=== Task statement ===
Copy all of the material word for word, except for the pictures.

=== Records shown ===
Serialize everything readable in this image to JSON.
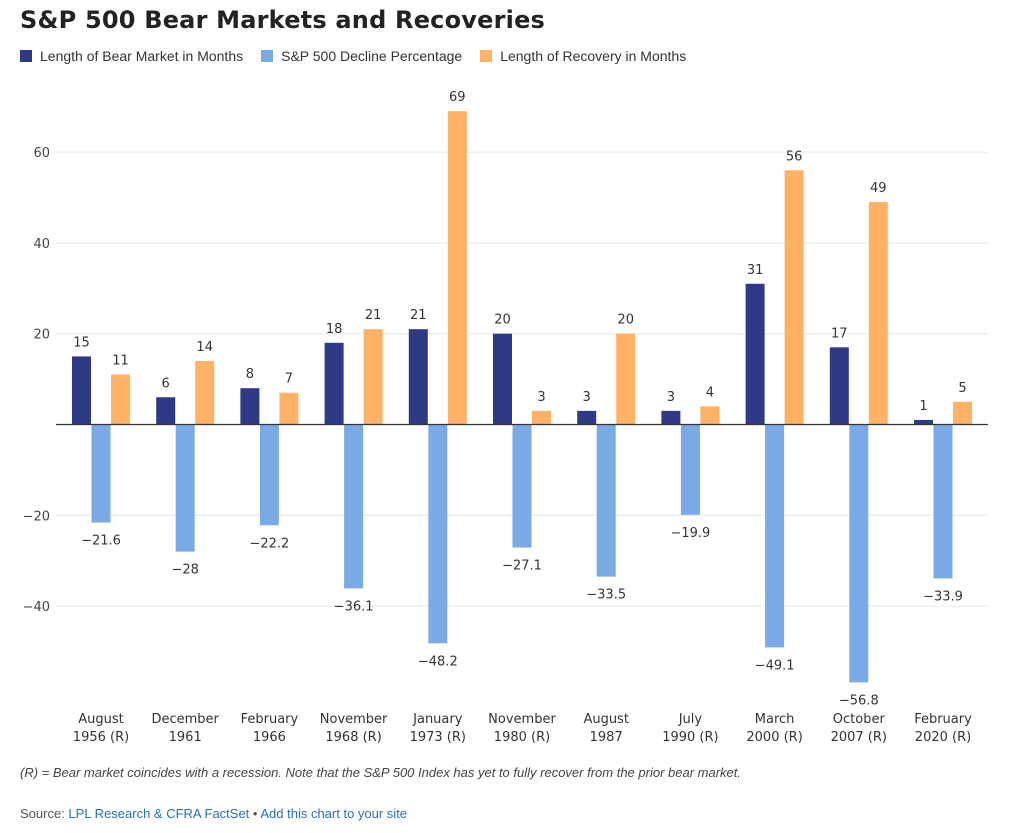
{
  "colors": {
    "bear_length": "#2f3a86",
    "decline": "#7aaae6",
    "recovery": "#ffb266"
  },
  "chart_data": {
    "type": "bar",
    "title": "S&P 500 Bear Markets and Recoveries",
    "categories": [
      [
        "August",
        "1956 (R)"
      ],
      [
        "December",
        "1961"
      ],
      [
        "February",
        "1966"
      ],
      [
        "November",
        "1968 (R)"
      ],
      [
        "January",
        "1973 (R)"
      ],
      [
        "November",
        "1980 (R)"
      ],
      [
        "August",
        "1987"
      ],
      [
        "July",
        "1990 (R)"
      ],
      [
        "March",
        "2000 (R)"
      ],
      [
        "October",
        "2007 (R)"
      ],
      [
        "February",
        "2020 (R)"
      ]
    ],
    "series": [
      {
        "name": "Length of Bear Market in Months",
        "values": [
          15,
          6,
          8,
          18,
          21,
          20,
          3,
          3,
          31,
          17,
          1
        ]
      },
      {
        "name": "S&P 500 Decline Percentage",
        "values": [
          -21.6,
          -28,
          -22.2,
          -36.1,
          -48.2,
          -27.1,
          -33.5,
          -19.9,
          -49.1,
          -56.8,
          -33.9
        ]
      },
      {
        "name": "Length of Recovery in Months",
        "values": [
          11,
          14,
          7,
          21,
          69,
          3,
          20,
          4,
          56,
          49,
          5
        ]
      }
    ],
    "data_labels": [
      [
        "15",
        "6",
        "8",
        "18",
        "21",
        "20",
        "3",
        "3",
        "31",
        "17",
        "1"
      ],
      [
        "−21.6",
        "−28",
        "−22.2",
        "−36.1",
        "−48.2",
        "−27.1",
        "−33.5",
        "−19.9",
        "−49.1",
        "−56.8",
        "−33.9"
      ],
      [
        "11",
        "14",
        "7",
        "21",
        "69",
        "3",
        "20",
        "4",
        "56",
        "49",
        "5"
      ]
    ],
    "yticks": [
      60,
      40,
      20,
      -20,
      -40
    ],
    "ytick_labels": [
      "60",
      "40",
      "20",
      "−20",
      "−40"
    ],
    "ylim": [
      -60,
      72
    ],
    "grid": true,
    "legend_position": "top-left"
  },
  "footnote": "(R) = Bear market coincides with a recession. Note that the S&P 500 Index has yet to fully recover from the prior bear market.",
  "source": {
    "prefix": "Source: ",
    "link1": "LPL Research & CFRA FactSet",
    "separator": " • ",
    "link2": "Add this chart to your site"
  }
}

=== Task solution ===
Serialize everything readable in this image to JSON.
{
  "colors": {
    "bear_length": "#2f3a86",
    "decline": "#7aaae6",
    "recovery": "#ffb266"
  },
  "chart_data": {
    "type": "bar",
    "title": "S&P 500 Bear Markets and Recoveries",
    "categories": [
      [
        "August",
        "1956 (R)"
      ],
      [
        "December",
        "1961"
      ],
      [
        "February",
        "1966"
      ],
      [
        "November",
        "1968 (R)"
      ],
      [
        "January",
        "1973 (R)"
      ],
      [
        "November",
        "1980 (R)"
      ],
      [
        "August",
        "1987"
      ],
      [
        "July",
        "1990 (R)"
      ],
      [
        "March",
        "2000 (R)"
      ],
      [
        "October",
        "2007 (R)"
      ],
      [
        "February",
        "2020 (R)"
      ]
    ],
    "series": [
      {
        "name": "Length of Bear Market in Months",
        "values": [
          15,
          6,
          8,
          18,
          21,
          20,
          3,
          3,
          31,
          17,
          1
        ]
      },
      {
        "name": "S&P 500 Decline Percentage",
        "values": [
          -21.6,
          -28,
          -22.2,
          -36.1,
          -48.2,
          -27.1,
          -33.5,
          -19.9,
          -49.1,
          -56.8,
          -33.9
        ]
      },
      {
        "name": "Length of Recovery in Months",
        "values": [
          11,
          14,
          7,
          21,
          69,
          3,
          20,
          4,
          56,
          49,
          5
        ]
      }
    ],
    "data_labels": [
      [
        "15",
        "6",
        "8",
        "18",
        "21",
        "20",
        "3",
        "3",
        "31",
        "17",
        "1"
      ],
      [
        "−21.6",
        "−28",
        "−22.2",
        "−36.1",
        "−48.2",
        "−27.1",
        "−33.5",
        "−19.9",
        "−49.1",
        "−56.8",
        "−33.9"
      ],
      [
        "11",
        "14",
        "7",
        "21",
        "69",
        "3",
        "20",
        "4",
        "56",
        "49",
        "5"
      ]
    ],
    "yticks": [
      60,
      40,
      20,
      -20,
      -40
    ],
    "ytick_labels": [
      "60",
      "40",
      "20",
      "−20",
      "−40"
    ],
    "ylim": [
      -60,
      72
    ],
    "grid": true,
    "legend_position": "top-left"
  },
  "footnote": "(R) = Bear market coincides with a recession. Note that the S&P 500 Index has yet to fully recover from the prior bear market.",
  "source": {
    "prefix": "Source: ",
    "link1": "LPL Research & CFRA FactSet",
    "separator": " • ",
    "link2": "Add this chart to your site"
  }
}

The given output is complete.